What you need to do »
Your answer must be an exact transcription of every record.

(Excerpts from an interface dataset)
= Beginning of Section =
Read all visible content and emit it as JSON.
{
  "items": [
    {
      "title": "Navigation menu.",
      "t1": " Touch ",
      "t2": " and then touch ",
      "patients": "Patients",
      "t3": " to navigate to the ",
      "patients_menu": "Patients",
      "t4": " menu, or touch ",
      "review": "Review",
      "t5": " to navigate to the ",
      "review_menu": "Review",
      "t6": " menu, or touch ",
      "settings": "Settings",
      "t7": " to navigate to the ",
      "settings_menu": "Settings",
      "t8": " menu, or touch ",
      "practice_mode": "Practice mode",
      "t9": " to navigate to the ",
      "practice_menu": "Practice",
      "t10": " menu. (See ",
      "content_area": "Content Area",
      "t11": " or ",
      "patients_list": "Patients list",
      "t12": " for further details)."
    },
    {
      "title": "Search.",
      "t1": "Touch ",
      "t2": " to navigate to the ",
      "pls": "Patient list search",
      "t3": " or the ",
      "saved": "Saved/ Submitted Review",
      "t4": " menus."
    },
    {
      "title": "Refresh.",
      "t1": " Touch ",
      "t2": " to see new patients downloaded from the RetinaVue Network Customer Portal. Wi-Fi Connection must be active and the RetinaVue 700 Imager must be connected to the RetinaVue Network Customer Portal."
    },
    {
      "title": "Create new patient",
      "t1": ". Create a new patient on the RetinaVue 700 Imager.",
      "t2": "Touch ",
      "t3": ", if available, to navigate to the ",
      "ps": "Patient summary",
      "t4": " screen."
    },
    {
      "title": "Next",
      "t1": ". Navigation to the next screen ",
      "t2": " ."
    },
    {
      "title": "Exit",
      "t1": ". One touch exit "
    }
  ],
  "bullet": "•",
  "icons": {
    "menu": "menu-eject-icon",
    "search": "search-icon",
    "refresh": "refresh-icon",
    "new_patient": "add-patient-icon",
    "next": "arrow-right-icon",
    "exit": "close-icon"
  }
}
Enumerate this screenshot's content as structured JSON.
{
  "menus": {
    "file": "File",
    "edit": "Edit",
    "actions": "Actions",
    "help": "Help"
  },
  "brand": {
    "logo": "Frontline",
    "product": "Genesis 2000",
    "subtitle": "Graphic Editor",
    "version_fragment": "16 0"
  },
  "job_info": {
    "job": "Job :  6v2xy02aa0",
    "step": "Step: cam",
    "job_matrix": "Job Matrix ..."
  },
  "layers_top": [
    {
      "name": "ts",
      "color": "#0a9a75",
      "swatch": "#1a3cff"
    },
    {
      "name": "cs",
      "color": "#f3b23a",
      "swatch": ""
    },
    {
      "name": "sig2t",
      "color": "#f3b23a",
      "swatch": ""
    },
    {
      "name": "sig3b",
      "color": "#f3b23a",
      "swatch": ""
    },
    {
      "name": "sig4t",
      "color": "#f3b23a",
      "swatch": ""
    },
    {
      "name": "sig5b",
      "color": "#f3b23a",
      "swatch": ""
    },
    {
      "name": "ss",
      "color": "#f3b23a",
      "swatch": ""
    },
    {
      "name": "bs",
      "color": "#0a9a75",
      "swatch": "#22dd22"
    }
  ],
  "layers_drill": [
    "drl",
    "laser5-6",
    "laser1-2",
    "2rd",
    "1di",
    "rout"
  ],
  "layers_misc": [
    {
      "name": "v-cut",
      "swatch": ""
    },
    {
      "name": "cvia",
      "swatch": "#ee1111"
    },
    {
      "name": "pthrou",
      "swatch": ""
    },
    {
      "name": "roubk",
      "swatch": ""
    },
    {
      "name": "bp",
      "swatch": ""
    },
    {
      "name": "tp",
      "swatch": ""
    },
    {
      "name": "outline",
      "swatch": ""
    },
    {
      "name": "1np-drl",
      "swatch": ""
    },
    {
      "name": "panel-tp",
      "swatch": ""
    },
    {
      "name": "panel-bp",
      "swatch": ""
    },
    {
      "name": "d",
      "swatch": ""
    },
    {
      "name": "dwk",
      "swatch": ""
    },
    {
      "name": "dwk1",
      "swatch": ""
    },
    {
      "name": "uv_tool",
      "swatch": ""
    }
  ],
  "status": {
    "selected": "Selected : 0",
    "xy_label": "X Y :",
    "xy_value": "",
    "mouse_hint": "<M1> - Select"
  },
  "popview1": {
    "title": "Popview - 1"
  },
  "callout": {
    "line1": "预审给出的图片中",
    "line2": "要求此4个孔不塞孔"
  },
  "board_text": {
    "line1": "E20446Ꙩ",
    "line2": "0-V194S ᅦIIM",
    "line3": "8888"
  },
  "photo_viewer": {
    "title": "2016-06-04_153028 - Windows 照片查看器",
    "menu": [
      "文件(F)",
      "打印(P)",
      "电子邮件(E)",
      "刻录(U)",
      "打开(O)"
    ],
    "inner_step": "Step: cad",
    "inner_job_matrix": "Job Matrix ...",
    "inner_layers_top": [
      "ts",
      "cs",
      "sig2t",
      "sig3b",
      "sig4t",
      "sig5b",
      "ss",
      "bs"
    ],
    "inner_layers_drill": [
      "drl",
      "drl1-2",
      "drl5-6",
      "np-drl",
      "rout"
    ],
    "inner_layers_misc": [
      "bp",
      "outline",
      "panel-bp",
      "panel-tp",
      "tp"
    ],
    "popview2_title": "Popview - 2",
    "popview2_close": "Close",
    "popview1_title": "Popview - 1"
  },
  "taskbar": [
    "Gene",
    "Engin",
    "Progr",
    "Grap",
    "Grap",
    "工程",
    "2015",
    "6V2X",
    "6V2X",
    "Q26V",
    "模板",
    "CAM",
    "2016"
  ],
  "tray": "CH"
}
= End of Section =
Task solution »
Read all visible content and emit it as JSON.
{
  "items": [
    {
      "title": "Navigation menu.",
      "t1": " Touch ",
      "t2": " and then touch ",
      "patients": "Patients",
      "t3": " to navigate to the ",
      "patients_menu": "Patients",
      "t4": " menu, or touch ",
      "review": "Review",
      "t5": " to navigate to the ",
      "review_menu": "Review",
      "t6": " menu, or touch ",
      "settings": "Settings",
      "t7": " to navigate to the ",
      "settings_menu": "Settings",
      "t8": " menu, or touch ",
      "practice_mode": "Practice mode",
      "t9": " to navigate to the ",
      "practice_menu": "Practice",
      "t10": " menu. (See ",
      "content_area": "Content Area",
      "t11": " or ",
      "patients_list": "Patients list",
      "t12": " for further details)."
    },
    {
      "title": "Search.",
      "t1": "Touch ",
      "t2": " to navigate to the ",
      "pls": "Patient list search",
      "t3": " or the ",
      "saved": "Saved/ Submitted Review",
      "t4": " menus."
    },
    {
      "title": "Refresh.",
      "t1": " Touch ",
      "t2": " to see new patients downloaded from the RetinaVue Network Customer Portal. Wi-Fi Connection must be active and the RetinaVue 700 Imager must be connected to the RetinaVue Network Customer Portal."
    },
    {
      "title": "Create new patient",
      "t1": ". Create a new patient on the RetinaVue 700 Imager.",
      "t2": "Touch ",
      "t3": ", if available, to navigate to the ",
      "ps": "Patient summary",
      "t4": " screen."
    },
    {
      "title": "Next",
      "t1": ". Navigation to the next screen ",
      "t2": " ."
    },
    {
      "title": "Exit",
      "t1": ". One touch exit "
    }
  ],
  "bullet": "•",
  "icons": {
    "menu": "menu-eject-icon",
    "search": "search-icon",
    "refresh": "refresh-icon",
    "new_patient": "add-patient-icon",
    "next": "arrow-right-icon",
    "exit": "close-icon"
  }
}
Enumerate this screenshot's content as structured JSON.
{
  "menus": {
    "file": "File",
    "edit": "Edit",
    "actions": "Actions",
    "help": "Help"
  },
  "brand": {
    "logo": "Frontline",
    "product": "Genesis 2000",
    "subtitle": "Graphic Editor",
    "version_fragment": "16 0"
  },
  "job_info": {
    "job": "Job :  6v2xy02aa0",
    "step": "Step: cam",
    "job_matrix": "Job Matrix ..."
  },
  "layers_top": [
    {
      "name": "ts",
      "color": "#0a9a75",
      "swatch": "#1a3cff"
    },
    {
      "name": "cs",
      "color": "#f3b23a",
      "swatch": ""
    },
    {
      "name": "sig2t",
      "color": "#f3b23a",
      "swatch": ""
    },
    {
      "name": "sig3b",
      "color": "#f3b23a",
      "swatch": ""
    },
    {
      "name": "sig4t",
      "color": "#f3b23a",
      "swatch": ""
    },
    {
      "name": "sig5b",
      "color": "#f3b23a",
      "swatch": ""
    },
    {
      "name": "ss",
      "color": "#f3b23a",
      "swatch": ""
    },
    {
      "name": "bs",
      "color": "#0a9a75",
      "swatch": "#22dd22"
    }
  ],
  "layers_drill": [
    "drl",
    "laser5-6",
    "laser1-2",
    "2rd",
    "1di",
    "rout"
  ],
  "layers_misc": [
    {
      "name": "v-cut",
      "swatch": ""
    },
    {
      "name": "cvia",
      "swatch": "#ee1111"
    },
    {
      "name": "pthrou",
      "swatch": ""
    },
    {
      "name": "roubk",
      "swatch": ""
    },
    {
      "name": "bp",
      "swatch": ""
    },
    {
      "name": "tp",
      "swatch": ""
    },
    {
      "name": "outline",
      "swatch": ""
    },
    {
      "name": "1np-drl",
      "swatch": ""
    },
    {
      "name": "panel-tp",
      "swatch": ""
    },
    {
      "name": "panel-bp",
      "swatch": ""
    },
    {
      "name": "d",
      "swatch": ""
    },
    {
      "name": "dwk",
      "swatch": ""
    },
    {
      "name": "dwk1",
      "swatch": ""
    },
    {
      "name": "uv_tool",
      "swatch": ""
    }
  ],
  "status": {
    "selected": "Selected : 0",
    "xy_label": "X Y :",
    "xy_value": "",
    "mouse_hint": "<M1> - Select"
  },
  "popview1": {
    "title": "Popview - 1"
  },
  "callout": {
    "line1": "预审给出的图片中",
    "line2": "要求此4个孔不塞孔"
  },
  "board_text": {
    "line1": "E20446Ꙩ",
    "line2": "0-V194S ᅦIIM",
    "line3": "8888"
  },
  "photo_viewer": {
    "title": "2016-06-04_153028 - Windows 照片查看器",
    "menu": [
      "文件(F)",
      "打印(P)",
      "电子邮件(E)",
      "刻录(U)",
      "打开(O)"
    ],
    "inner_step": "Step: cad",
    "inner_job_matrix": "Job Matrix ...",
    "inner_layers_top": [
      "ts",
      "cs",
      "sig2t",
      "sig3b",
      "sig4t",
      "sig5b",
      "ss",
      "bs"
    ],
    "inner_layers_drill": [
      "drl",
      "drl1-2",
      "drl5-6",
      "np-drl",
      "rout"
    ],
    "inner_layers_misc": [
      "bp",
      "outline",
      "panel-bp",
      "panel-tp",
      "tp"
    ],
    "popview2_title": "Popview - 2",
    "popview2_close": "Close",
    "popview1_title": "Popview - 1"
  },
  "taskbar": [
    "Gene",
    "Engin",
    "Progr",
    "Grap",
    "Grap",
    "工程",
    "2015",
    "6V2X",
    "6V2X",
    "Q26V",
    "模板",
    "CAM",
    "2016"
  ],
  "tray": "CH"
}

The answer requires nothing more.